◆ Work to do
Output every entry exactly, from the first line to the last.

◆ Dataset

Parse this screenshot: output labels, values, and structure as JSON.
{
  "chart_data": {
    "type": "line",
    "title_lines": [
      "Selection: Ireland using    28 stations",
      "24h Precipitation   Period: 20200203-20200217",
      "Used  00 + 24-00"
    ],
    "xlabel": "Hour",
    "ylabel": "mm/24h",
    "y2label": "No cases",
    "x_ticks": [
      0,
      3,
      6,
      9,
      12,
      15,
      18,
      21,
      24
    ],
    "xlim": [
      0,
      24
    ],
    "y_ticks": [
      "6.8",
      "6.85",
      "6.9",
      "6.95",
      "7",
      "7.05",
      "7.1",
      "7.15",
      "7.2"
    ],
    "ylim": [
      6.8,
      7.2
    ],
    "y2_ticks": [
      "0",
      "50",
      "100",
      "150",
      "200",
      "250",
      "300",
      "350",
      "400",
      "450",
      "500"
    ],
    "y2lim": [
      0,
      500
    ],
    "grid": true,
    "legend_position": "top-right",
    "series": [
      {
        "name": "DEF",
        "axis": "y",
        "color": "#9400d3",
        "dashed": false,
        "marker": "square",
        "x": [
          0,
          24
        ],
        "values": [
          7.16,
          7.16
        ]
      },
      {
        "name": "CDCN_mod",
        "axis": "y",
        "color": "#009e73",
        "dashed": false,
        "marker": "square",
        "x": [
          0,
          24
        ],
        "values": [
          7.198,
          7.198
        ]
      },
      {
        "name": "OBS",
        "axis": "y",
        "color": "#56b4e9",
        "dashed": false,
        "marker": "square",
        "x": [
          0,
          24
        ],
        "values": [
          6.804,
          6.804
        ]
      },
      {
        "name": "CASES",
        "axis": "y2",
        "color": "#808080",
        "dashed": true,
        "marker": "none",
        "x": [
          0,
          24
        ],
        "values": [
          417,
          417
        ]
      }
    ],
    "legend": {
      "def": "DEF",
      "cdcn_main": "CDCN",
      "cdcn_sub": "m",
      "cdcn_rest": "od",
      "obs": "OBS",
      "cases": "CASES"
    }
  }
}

◆ Completed task
Parse this screenshot: output labels, values, and structure as JSON.
{
  "chart_data": {
    "type": "line",
    "title_lines": [
      "Selection: Ireland using    28 stations",
      "24h Precipitation   Period: 20200203-20200217",
      "Used  00 + 24-00"
    ],
    "xlabel": "Hour",
    "ylabel": "mm/24h",
    "y2label": "No cases",
    "x_ticks": [
      0,
      3,
      6,
      9,
      12,
      15,
      18,
      21,
      24
    ],
    "xlim": [
      0,
      24
    ],
    "y_ticks": [
      "6.8",
      "6.85",
      "6.9",
      "6.95",
      "7",
      "7.05",
      "7.1",
      "7.15",
      "7.2"
    ],
    "ylim": [
      6.8,
      7.2
    ],
    "y2_ticks": [
      "0",
      "50",
      "100",
      "150",
      "200",
      "250",
      "300",
      "350",
      "400",
      "450",
      "500"
    ],
    "y2lim": [
      0,
      500
    ],
    "grid": true,
    "legend_position": "top-right",
    "series": [
      {
        "name": "DEF",
        "axis": "y",
        "color": "#9400d3",
        "dashed": false,
        "marker": "square",
        "x": [
          0,
          24
        ],
        "values": [
          7.16,
          7.16
        ]
      },
      {
        "name": "CDCN_mod",
        "axis": "y",
        "color": "#009e73",
        "dashed": false,
        "marker": "square",
        "x": [
          0,
          24
        ],
        "values": [
          7.198,
          7.198
        ]
      },
      {
        "name": "OBS",
        "axis": "y",
        "color": "#56b4e9",
        "dashed": false,
        "marker": "square",
        "x": [
          0,
          24
        ],
        "values": [
          6.804,
          6.804
        ]
      },
      {
        "name": "CASES",
        "axis": "y2",
        "color": "#808080",
        "dashed": true,
        "marker": "none",
        "x": [
          0,
          24
        ],
        "values": [
          417,
          417
        ]
      }
    ],
    "legend": {
      "def": "DEF",
      "cdcn_main": "CDCN",
      "cdcn_sub": "m",
      "cdcn_rest": "od",
      "obs": "OBS",
      "cases": "CASES"
    }
  }
}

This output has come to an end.